--- ITEMS ---
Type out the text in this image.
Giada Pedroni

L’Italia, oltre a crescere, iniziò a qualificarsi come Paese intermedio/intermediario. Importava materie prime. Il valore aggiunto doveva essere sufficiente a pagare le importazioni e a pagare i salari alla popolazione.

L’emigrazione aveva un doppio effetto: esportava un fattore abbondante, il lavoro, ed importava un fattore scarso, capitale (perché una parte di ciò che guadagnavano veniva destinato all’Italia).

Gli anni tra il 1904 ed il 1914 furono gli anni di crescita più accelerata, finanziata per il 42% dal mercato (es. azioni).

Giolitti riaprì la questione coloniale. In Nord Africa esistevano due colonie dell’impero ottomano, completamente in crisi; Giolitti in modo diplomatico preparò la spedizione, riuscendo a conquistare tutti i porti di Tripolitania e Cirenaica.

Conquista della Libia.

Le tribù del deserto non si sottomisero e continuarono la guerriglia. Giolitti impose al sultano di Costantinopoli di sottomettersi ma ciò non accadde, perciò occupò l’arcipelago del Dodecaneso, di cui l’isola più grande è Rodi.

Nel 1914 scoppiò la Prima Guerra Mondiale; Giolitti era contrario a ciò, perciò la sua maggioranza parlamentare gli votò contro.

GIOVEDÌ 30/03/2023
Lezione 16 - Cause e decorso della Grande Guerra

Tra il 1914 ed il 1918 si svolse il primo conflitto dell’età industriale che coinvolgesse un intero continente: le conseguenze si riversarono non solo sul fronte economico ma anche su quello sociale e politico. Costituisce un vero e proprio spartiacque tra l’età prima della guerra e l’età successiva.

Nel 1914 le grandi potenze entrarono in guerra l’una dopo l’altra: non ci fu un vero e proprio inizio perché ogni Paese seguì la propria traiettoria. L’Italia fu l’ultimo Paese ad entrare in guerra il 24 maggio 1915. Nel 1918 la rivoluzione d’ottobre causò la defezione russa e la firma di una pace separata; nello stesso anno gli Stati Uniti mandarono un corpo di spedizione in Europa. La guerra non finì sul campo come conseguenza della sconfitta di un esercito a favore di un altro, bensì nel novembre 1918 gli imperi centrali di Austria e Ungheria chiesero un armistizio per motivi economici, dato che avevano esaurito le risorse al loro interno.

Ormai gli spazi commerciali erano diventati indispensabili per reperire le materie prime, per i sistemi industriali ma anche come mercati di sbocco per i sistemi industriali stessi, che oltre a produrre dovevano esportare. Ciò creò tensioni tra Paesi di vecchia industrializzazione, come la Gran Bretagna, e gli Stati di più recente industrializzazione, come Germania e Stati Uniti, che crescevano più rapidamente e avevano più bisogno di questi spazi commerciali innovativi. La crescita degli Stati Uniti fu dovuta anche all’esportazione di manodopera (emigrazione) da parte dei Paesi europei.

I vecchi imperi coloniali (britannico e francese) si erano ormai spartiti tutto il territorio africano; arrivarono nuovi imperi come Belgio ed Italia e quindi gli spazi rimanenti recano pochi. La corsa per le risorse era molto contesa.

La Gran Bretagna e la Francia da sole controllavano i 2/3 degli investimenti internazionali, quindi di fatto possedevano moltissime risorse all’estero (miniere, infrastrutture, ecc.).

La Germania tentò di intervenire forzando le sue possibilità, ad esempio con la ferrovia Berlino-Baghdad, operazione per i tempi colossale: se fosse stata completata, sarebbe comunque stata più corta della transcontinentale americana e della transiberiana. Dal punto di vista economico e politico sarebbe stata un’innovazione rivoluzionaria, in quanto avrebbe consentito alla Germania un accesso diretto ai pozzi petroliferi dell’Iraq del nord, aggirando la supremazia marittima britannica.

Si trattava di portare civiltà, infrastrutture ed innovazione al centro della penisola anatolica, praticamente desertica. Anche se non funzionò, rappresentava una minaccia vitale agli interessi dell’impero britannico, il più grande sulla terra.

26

--- EXERCISE ---
Determine how many lines in the data above contain the string "spazi". Give nothing except the number.

--- THE REPLY ---
2